[Stored data]
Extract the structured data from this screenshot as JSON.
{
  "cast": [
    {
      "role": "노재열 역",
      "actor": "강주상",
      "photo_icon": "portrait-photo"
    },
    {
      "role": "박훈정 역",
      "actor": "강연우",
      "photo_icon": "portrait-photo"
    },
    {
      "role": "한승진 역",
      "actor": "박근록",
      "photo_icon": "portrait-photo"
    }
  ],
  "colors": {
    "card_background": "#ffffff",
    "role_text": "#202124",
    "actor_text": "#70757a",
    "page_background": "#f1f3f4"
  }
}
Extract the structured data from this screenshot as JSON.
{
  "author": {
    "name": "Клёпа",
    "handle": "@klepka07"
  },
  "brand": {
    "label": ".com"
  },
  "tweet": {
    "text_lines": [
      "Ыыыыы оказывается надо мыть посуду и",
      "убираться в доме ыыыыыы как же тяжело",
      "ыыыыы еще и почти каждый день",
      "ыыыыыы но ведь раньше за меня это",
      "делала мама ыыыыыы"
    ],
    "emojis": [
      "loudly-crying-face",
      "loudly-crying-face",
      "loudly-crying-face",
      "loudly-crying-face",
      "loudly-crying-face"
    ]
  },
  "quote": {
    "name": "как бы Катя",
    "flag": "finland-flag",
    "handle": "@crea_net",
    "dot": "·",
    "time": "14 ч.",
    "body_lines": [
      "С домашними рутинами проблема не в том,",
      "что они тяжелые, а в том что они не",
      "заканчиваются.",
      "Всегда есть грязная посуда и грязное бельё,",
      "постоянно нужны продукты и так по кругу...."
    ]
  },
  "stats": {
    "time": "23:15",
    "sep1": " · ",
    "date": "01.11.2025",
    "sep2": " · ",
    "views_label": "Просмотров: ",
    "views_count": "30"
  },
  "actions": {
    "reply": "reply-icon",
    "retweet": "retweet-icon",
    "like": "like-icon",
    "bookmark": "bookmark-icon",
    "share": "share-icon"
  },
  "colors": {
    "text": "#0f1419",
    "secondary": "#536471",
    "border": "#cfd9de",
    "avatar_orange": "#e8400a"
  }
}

▶ Exercise prompt:
Hand back the material above in full, exactly as written.

▶ Answer in full:
Extract the structured data from this screenshot as JSON.
{
  "cast": [
    {
      "role": "노재열 역",
      "actor": "강주상",
      "photo_icon": "portrait-photo"
    },
    {
      "role": "박훈정 역",
      "actor": "강연우",
      "photo_icon": "portrait-photo"
    },
    {
      "role": "한승진 역",
      "actor": "박근록",
      "photo_icon": "portrait-photo"
    }
  ],
  "colors": {
    "card_background": "#ffffff",
    "role_text": "#202124",
    "actor_text": "#70757a",
    "page_background": "#f1f3f4"
  }
}
Extract the structured data from this screenshot as JSON.
{
  "author": {
    "name": "Клёпа",
    "handle": "@klepka07"
  },
  "brand": {
    "label": ".com"
  },
  "tweet": {
    "text_lines": [
      "Ыыыыы оказывается надо мыть посуду и",
      "убираться в доме ыыыыыы как же тяжело",
      "ыыыыы еще и почти каждый день",
      "ыыыыыы но ведь раньше за меня это",
      "делала мама ыыыыыы"
    ],
    "emojis": [
      "loudly-crying-face",
      "loudly-crying-face",
      "loudly-crying-face",
      "loudly-crying-face",
      "loudly-crying-face"
    ]
  },
  "quote": {
    "name": "как бы Катя",
    "flag": "finland-flag",
    "handle": "@crea_net",
    "dot": "·",
    "time": "14 ч.",
    "body_lines": [
      "С домашними рутинами проблема не в том,",
      "что они тяжелые, а в том что они не",
      "заканчиваются.",
      "Всегда есть грязная посуда и грязное бельё,",
      "постоянно нужны продукты и так по кругу...."
    ]
  },
  "stats": {
    "time": "23:15",
    "sep1": " · ",
    "date": "01.11.2025",
    "sep2": " · ",
    "views_label": "Просмотров: ",
    "views_count": "30"
  },
  "actions": {
    "reply": "reply-icon",
    "retweet": "retweet-icon",
    "like": "like-icon",
    "bookmark": "bookmark-icon",
    "share": "share-icon"
  },
  "colors": {
    "text": "#0f1419",
    "secondary": "#536471",
    "border": "#cfd9de",
    "avatar_orange": "#e8400a"
  }
}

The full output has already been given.